## Start THE RECORDS
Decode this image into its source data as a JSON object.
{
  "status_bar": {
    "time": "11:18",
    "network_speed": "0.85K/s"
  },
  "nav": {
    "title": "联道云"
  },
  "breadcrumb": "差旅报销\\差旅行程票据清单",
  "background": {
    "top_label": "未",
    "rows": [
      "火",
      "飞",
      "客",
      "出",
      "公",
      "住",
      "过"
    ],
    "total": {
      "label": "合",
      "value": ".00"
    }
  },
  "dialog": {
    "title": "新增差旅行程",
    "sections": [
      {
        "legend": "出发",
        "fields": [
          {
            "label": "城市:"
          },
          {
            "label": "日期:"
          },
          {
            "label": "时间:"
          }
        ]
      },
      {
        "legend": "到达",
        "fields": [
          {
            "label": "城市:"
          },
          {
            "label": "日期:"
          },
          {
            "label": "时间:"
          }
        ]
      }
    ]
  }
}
## End THE RECORDS
■ **PROBLEM DETAILS**: Your task is to output all of the data above word for word.

■ **COMPLETE ANSWER**:
Decode this image into its source data as a JSON object.
{
  "status_bar": {
    "time": "11:18",
    "network_speed": "0.85K/s"
  },
  "nav": {
    "title": "联道云"
  },
  "breadcrumb": "差旅报销\\差旅行程票据清单",
  "background": {
    "top_label": "未",
    "rows": [
      "火",
      "飞",
      "客",
      "出",
      "公",
      "住",
      "过"
    ],
    "total": {
      "label": "合",
      "value": ".00"
    }
  },
  "dialog": {
    "title": "新增差旅行程",
    "sections": [
      {
        "legend": "出发",
        "fields": [
          {
            "label": "城市:"
          },
          {
            "label": "日期:"
          },
          {
            "label": "时间:"
          }
        ]
      },
      {
        "legend": "到达",
        "fields": [
          {
            "label": "城市:"
          },
          {
            "label": "日期:"
          },
          {
            "label": "时间:"
          }
        ]
      }
    ]
  }
}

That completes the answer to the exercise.